╭─ ENTRIES SHOWN

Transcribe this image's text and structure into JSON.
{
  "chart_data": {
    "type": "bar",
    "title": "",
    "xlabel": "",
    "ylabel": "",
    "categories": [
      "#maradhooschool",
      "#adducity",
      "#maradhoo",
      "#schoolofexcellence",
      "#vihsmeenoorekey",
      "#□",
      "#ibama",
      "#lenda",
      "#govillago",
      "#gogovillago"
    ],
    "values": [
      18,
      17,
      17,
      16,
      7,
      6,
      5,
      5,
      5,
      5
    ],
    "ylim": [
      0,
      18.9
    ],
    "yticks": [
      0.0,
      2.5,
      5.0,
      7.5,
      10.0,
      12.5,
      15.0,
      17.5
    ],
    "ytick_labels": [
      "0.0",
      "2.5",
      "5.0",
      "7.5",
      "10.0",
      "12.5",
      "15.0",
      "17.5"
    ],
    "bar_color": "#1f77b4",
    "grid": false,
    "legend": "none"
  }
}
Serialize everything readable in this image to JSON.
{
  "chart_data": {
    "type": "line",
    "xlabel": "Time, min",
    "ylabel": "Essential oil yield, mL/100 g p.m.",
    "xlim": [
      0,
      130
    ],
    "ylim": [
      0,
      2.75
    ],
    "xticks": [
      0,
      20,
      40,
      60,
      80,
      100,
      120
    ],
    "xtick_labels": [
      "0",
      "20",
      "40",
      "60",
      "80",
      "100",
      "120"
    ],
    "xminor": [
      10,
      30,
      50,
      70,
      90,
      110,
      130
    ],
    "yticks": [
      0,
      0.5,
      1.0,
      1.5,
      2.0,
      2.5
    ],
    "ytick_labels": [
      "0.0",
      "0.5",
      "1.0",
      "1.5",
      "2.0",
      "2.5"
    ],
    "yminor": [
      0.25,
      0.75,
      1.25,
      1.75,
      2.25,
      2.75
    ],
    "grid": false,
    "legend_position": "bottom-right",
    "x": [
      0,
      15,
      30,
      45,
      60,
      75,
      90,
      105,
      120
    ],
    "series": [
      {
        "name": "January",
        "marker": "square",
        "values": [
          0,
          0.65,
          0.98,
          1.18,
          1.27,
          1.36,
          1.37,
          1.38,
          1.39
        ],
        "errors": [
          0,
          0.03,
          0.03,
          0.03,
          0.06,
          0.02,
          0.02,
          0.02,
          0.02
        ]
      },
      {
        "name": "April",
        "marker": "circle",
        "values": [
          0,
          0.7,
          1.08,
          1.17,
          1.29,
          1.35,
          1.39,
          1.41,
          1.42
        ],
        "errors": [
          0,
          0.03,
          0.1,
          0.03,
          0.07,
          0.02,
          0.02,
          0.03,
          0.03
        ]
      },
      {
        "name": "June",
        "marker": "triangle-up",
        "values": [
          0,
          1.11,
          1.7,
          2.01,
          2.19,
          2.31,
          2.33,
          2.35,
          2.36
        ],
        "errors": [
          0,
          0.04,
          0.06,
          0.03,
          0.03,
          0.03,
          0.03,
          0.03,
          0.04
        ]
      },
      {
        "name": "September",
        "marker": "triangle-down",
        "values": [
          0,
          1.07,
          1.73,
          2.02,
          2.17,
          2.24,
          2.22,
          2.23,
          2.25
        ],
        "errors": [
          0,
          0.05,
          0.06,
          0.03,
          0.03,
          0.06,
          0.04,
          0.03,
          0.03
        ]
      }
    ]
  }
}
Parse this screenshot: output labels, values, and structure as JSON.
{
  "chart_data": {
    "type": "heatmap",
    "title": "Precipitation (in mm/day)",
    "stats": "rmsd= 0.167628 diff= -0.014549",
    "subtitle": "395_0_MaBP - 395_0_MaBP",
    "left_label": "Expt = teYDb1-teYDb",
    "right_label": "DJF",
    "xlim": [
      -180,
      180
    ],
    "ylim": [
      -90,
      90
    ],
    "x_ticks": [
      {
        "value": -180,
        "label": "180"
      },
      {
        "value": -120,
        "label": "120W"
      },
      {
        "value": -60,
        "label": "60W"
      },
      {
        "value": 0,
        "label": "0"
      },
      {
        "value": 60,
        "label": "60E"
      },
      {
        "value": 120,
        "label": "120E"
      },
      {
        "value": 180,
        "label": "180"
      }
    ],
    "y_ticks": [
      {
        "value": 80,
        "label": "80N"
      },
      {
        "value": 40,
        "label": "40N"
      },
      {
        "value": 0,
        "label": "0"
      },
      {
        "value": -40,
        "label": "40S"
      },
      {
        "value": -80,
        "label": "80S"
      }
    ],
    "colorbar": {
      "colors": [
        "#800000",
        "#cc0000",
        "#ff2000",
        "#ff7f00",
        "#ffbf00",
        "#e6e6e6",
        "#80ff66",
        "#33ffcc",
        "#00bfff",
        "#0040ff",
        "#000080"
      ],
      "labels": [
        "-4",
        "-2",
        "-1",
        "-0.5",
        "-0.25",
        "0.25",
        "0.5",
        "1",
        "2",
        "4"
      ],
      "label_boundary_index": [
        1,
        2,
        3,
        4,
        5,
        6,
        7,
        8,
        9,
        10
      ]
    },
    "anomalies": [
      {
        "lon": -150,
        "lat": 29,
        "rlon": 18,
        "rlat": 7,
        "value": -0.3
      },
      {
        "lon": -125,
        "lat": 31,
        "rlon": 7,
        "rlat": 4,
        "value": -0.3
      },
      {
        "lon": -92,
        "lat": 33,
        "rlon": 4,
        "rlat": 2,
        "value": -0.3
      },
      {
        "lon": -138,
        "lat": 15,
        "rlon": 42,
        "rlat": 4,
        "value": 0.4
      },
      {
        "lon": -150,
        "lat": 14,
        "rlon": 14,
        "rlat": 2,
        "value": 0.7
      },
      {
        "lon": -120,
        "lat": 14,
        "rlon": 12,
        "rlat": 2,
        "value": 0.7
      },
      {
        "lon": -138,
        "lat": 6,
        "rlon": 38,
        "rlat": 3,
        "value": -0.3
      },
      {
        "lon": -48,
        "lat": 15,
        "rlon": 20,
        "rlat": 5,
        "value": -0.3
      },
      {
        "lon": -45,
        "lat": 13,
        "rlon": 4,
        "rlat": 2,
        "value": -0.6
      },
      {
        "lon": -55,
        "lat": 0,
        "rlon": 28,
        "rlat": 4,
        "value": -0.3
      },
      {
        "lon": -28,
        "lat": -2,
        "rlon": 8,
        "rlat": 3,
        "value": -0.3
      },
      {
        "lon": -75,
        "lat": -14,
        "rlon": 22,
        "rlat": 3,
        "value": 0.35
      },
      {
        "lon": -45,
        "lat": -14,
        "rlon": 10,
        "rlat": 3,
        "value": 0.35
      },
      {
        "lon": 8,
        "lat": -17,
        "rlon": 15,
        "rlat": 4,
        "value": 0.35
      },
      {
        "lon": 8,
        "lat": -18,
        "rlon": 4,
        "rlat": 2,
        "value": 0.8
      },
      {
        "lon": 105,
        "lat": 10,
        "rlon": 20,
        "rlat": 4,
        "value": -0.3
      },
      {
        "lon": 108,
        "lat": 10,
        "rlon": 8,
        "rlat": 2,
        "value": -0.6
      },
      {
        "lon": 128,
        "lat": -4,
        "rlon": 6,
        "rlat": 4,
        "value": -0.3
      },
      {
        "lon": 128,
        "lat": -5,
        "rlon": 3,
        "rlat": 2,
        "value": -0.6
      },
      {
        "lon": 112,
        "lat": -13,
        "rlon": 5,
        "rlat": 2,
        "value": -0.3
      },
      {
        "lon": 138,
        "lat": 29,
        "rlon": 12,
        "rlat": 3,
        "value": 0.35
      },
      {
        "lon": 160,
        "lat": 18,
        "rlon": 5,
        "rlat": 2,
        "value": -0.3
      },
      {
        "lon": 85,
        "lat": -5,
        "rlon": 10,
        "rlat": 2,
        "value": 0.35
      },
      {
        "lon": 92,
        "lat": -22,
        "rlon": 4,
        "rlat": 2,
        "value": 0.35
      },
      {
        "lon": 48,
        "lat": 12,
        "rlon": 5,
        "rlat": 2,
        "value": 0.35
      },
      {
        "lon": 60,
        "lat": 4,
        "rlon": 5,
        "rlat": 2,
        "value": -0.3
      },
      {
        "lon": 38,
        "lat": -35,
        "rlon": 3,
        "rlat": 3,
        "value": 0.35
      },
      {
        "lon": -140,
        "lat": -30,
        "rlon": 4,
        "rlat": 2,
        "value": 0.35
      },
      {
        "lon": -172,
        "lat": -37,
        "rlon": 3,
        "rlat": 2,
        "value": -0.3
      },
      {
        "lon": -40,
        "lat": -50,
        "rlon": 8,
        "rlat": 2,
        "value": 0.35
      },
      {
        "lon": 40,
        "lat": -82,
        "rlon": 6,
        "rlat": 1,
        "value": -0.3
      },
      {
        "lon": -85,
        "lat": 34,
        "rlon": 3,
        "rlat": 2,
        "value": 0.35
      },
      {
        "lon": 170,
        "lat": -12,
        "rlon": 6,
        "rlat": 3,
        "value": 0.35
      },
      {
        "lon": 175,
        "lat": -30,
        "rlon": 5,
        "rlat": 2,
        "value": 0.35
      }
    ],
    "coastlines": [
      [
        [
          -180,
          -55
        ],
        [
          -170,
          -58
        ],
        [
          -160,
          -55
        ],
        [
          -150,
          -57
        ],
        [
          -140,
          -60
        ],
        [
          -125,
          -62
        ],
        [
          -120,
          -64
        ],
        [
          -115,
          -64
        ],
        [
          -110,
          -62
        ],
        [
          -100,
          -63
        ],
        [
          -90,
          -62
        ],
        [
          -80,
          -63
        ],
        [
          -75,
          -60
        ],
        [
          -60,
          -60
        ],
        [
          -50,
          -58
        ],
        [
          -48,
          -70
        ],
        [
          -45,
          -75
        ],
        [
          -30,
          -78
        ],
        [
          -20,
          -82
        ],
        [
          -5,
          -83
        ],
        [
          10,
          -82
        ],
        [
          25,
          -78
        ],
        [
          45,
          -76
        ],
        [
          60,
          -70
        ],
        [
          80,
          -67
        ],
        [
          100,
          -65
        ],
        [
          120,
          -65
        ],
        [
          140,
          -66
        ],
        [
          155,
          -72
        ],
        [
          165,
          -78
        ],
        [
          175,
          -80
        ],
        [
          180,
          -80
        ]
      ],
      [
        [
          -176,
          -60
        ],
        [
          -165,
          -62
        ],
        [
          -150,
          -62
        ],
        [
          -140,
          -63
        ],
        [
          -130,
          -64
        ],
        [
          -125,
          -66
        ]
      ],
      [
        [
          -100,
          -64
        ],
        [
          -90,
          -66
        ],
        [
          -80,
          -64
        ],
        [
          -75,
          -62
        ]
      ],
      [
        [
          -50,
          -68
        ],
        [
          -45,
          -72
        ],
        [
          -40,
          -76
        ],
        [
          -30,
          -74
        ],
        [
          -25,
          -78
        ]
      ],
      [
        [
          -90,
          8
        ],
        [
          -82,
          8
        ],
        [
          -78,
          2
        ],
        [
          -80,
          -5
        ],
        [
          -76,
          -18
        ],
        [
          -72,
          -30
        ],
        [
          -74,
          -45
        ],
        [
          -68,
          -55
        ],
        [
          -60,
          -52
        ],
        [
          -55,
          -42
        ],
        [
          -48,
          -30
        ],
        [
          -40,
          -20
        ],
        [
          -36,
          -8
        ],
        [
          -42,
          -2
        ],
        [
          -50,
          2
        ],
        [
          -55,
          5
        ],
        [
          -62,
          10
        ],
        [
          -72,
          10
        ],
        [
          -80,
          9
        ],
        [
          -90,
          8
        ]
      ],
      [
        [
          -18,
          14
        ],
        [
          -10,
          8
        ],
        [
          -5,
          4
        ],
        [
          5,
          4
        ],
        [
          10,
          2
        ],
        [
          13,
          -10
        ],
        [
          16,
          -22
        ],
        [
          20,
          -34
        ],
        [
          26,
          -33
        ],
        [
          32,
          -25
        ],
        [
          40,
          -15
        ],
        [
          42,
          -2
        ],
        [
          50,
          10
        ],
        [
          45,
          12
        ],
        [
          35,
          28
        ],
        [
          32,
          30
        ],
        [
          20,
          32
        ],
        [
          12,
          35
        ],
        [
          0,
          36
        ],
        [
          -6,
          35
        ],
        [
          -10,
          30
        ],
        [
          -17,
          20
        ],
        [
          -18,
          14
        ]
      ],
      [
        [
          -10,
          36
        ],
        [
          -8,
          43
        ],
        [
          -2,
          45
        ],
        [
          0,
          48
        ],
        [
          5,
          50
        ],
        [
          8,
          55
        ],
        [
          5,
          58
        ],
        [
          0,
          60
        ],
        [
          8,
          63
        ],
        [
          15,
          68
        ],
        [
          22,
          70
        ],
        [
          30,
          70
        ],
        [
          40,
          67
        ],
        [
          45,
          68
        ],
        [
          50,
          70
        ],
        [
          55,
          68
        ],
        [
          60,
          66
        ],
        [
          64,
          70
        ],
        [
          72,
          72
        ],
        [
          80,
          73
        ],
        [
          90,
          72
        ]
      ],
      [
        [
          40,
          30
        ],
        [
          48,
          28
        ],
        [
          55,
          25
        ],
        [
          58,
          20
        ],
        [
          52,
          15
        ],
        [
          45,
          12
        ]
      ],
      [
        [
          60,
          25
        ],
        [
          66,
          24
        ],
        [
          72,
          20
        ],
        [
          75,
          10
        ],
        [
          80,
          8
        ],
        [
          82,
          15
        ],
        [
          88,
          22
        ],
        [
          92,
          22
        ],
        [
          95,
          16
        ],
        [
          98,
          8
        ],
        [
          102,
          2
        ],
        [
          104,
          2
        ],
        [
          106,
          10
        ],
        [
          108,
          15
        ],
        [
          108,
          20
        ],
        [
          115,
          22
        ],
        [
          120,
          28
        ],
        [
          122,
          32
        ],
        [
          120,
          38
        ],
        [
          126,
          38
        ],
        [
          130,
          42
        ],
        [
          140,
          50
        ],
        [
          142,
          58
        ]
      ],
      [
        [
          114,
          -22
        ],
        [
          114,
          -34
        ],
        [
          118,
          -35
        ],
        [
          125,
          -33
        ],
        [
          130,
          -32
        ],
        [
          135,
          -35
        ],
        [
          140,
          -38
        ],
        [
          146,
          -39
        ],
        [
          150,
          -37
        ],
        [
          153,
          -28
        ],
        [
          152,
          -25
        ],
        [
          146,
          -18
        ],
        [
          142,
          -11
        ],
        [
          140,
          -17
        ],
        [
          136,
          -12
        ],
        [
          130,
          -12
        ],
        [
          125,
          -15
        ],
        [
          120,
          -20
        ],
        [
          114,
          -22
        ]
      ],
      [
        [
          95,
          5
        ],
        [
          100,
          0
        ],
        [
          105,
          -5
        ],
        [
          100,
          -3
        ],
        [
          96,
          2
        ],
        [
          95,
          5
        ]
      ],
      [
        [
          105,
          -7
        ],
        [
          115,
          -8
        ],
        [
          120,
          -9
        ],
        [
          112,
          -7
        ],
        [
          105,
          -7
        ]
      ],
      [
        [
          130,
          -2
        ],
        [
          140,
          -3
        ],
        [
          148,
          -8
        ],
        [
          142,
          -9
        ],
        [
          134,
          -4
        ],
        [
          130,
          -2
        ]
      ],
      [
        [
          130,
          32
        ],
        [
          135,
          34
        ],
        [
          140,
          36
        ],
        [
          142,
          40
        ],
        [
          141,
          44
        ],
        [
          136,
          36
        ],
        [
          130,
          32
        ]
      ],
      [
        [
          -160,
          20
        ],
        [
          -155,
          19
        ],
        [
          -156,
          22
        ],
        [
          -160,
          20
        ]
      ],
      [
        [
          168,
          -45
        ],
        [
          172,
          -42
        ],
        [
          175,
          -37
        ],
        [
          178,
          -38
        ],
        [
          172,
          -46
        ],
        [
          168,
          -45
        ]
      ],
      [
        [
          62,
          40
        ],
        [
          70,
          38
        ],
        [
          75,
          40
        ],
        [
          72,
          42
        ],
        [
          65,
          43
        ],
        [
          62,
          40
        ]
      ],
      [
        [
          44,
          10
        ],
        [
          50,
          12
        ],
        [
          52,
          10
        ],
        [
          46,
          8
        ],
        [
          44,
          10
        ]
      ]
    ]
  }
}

╰─

▸ EXERCISE OBJECTIVE:
Tell how many lines above contain the word "triangle". Give the number alone.

▸ WRITTEN ANSWER:
2